Items from a figure collection:
»»

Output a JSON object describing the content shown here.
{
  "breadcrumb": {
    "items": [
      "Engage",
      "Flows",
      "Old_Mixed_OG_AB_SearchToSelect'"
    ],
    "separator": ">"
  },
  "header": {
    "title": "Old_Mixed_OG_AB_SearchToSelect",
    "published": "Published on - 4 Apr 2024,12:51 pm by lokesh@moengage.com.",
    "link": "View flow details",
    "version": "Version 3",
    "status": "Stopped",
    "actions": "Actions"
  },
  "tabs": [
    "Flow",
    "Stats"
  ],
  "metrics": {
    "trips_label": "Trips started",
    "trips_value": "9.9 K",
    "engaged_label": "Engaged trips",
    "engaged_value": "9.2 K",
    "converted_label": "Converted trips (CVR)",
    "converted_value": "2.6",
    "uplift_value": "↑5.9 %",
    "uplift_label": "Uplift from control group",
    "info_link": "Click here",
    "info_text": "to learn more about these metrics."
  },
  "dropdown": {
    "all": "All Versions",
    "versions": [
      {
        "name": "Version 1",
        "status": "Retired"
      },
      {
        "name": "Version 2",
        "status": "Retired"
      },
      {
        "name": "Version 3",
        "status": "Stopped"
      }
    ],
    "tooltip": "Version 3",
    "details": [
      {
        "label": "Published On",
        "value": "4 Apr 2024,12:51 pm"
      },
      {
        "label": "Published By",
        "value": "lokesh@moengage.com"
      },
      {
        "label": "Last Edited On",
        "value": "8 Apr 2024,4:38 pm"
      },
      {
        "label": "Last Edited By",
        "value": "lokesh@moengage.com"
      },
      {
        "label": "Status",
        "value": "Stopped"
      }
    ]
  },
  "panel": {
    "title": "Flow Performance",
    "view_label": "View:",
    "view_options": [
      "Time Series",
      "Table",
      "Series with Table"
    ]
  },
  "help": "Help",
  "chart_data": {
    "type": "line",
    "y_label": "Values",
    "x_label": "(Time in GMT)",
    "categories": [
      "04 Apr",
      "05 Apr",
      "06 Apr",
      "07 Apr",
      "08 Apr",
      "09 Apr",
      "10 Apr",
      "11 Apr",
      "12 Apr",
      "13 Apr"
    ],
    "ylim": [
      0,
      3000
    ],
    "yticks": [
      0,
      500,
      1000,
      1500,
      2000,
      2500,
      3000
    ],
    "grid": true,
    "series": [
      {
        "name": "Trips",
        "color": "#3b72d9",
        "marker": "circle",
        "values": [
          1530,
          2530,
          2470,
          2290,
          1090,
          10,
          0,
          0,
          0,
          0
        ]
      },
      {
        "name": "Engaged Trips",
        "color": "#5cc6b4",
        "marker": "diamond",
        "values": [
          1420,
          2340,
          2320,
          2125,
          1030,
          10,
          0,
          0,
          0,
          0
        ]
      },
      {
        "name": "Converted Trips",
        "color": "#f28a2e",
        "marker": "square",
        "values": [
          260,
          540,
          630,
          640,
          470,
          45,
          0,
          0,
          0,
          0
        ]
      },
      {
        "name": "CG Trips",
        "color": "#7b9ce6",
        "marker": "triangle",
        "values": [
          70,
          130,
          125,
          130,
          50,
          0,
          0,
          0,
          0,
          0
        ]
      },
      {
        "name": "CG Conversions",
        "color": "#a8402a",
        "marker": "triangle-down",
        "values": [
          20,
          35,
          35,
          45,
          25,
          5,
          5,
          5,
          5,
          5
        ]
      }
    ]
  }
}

««

**TASK DIRECTIONS**
Copy out each line exactly as written.

**EXERCISE ANSWER**
Output a JSON object describing the content shown here.
{
  "breadcrumb": {
    "items": [
      "Engage",
      "Flows",
      "Old_Mixed_OG_AB_SearchToSelect'"
    ],
    "separator": ">"
  },
  "header": {
    "title": "Old_Mixed_OG_AB_SearchToSelect",
    "published": "Published on - 4 Apr 2024,12:51 pm by lokesh@moengage.com.",
    "link": "View flow details",
    "version": "Version 3",
    "status": "Stopped",
    "actions": "Actions"
  },
  "tabs": [
    "Flow",
    "Stats"
  ],
  "metrics": {
    "trips_label": "Trips started",
    "trips_value": "9.9 K",
    "engaged_label": "Engaged trips",
    "engaged_value": "9.2 K",
    "converted_label": "Converted trips (CVR)",
    "converted_value": "2.6",
    "uplift_value": "↑5.9 %",
    "uplift_label": "Uplift from control group",
    "info_link": "Click here",
    "info_text": "to learn more about these metrics."
  },
  "dropdown": {
    "all": "All Versions",
    "versions": [
      {
        "name": "Version 1",
        "status": "Retired"
      },
      {
        "name": "Version 2",
        "status": "Retired"
      },
      {
        "name": "Version 3",
        "status": "Stopped"
      }
    ],
    "tooltip": "Version 3",
    "details": [
      {
        "label": "Published On",
        "value": "4 Apr 2024,12:51 pm"
      },
      {
        "label": "Published By",
        "value": "lokesh@moengage.com"
      },
      {
        "label": "Last Edited On",
        "value": "8 Apr 2024,4:38 pm"
      },
      {
        "label": "Last Edited By",
        "value": "lokesh@moengage.com"
      },
      {
        "label": "Status",
        "value": "Stopped"
      }
    ]
  },
  "panel": {
    "title": "Flow Performance",
    "view_label": "View:",
    "view_options": [
      "Time Series",
      "Table",
      "Series with Table"
    ]
  },
  "help": "Help",
  "chart_data": {
    "type": "line",
    "y_label": "Values",
    "x_label": "(Time in GMT)",
    "categories": [
      "04 Apr",
      "05 Apr",
      "06 Apr",
      "07 Apr",
      "08 Apr",
      "09 Apr",
      "10 Apr",
      "11 Apr",
      "12 Apr",
      "13 Apr"
    ],
    "ylim": [
      0,
      3000
    ],
    "yticks": [
      0,
      500,
      1000,
      1500,
      2000,
      2500,
      3000
    ],
    "grid": true,
    "series": [
      {
        "name": "Trips",
        "color": "#3b72d9",
        "marker": "circle",
        "values": [
          1530,
          2530,
          2470,
          2290,
          1090,
          10,
          0,
          0,
          0,
          0
        ]
      },
      {
        "name": "Engaged Trips",
        "color": "#5cc6b4",
        "marker": "diamond",
        "values": [
          1420,
          2340,
          2320,
          2125,
          1030,
          10,
          0,
          0,
          0,
          0
        ]
      },
      {
        "name": "Converted Trips",
        "color": "#f28a2e",
        "marker": "square",
        "values": [
          260,
          540,
          630,
          640,
          470,
          45,
          0,
          0,
          0,
          0
        ]
      },
      {
        "name": "CG Trips",
        "color": "#7b9ce6",
        "marker": "triangle",
        "values": [
          70,
          130,
          125,
          130,
          50,
          0,
          0,
          0,
          0,
          0
        ]
      },
      {
        "name": "CG Conversions",
        "color": "#a8402a",
        "marker": "triangle-down",
        "values": [
          20,
          35,
          35,
          45,
          25,
          5,
          5,
          5,
          5,
          5
        ]
      }
    ]
  }
}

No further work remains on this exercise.